─── Passage for review ───

Many a salutary teaching may be derived from watching the Shakespeare body-guard. Just before sunrise they may be seen rising into the air like a cloud, closely followed by a continual wheeling round and round in most wonderful tumbling and darting evolutions. Shortly after these grand manœuvres they break off into numerous divisions, each taking its course in opposite directions. After flying steadily awhile in their several routes with advance and rearguard, each sub-division is seen, after due word of command, to take post in some large field, whence again rising after a while they resume the evolutions in the air, apparently corresponding with those carried out by the main body shortly after daybreak. Having gone through these they sub-divide into brigades, each taking its own separate way over the Shakespeare country in pursuit of maintenance; this

THE ROOKS AT SPRING TIME.

───

• Assignment: According to the passage on the Shakespeare body-guard, why does each brigade take its own separate way over the Shakespeare country? The material that comes next is not required.

─── Data extracts ───

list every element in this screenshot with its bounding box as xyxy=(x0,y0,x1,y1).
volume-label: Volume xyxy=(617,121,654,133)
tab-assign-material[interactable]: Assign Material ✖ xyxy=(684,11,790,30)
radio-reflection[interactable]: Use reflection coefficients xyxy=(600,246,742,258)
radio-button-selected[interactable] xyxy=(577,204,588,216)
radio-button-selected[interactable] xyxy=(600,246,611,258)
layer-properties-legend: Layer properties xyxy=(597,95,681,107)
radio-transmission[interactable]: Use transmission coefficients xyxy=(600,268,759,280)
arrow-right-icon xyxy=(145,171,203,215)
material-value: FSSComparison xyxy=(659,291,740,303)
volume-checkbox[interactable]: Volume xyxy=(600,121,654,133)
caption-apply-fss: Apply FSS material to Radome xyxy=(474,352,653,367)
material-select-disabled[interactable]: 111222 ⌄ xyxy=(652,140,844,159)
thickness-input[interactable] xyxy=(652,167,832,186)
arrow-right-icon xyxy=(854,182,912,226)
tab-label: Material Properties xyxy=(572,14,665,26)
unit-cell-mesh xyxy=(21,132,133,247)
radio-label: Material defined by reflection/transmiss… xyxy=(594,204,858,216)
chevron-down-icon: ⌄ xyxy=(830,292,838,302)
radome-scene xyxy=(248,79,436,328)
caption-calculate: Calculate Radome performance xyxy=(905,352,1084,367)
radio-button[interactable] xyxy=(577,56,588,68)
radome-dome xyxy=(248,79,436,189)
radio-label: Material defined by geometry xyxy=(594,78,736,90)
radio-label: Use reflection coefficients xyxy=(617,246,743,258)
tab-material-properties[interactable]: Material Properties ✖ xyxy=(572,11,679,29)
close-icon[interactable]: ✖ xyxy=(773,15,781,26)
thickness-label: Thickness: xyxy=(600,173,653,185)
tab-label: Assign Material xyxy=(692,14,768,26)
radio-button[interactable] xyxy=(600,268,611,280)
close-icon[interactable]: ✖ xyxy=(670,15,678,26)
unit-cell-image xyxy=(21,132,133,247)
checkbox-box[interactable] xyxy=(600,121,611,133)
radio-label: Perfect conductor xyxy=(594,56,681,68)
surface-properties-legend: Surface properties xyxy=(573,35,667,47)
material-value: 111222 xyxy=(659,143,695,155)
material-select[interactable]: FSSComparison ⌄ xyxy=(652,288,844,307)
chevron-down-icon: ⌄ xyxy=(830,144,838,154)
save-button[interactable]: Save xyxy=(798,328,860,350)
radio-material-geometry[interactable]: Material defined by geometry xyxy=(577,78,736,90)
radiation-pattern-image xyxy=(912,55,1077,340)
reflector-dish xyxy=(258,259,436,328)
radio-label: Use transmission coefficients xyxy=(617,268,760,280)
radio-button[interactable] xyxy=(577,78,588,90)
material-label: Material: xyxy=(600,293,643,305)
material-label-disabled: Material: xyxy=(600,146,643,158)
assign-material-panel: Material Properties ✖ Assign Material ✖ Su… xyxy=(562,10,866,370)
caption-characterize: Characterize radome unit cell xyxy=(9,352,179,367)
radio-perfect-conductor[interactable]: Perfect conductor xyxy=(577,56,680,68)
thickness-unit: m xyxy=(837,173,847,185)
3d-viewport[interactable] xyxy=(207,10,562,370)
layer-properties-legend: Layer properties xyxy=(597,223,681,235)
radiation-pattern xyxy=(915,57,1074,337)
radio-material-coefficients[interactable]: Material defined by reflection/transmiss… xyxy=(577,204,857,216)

───

• Solution for this task: Each brigade goes in pursuit of maintenance.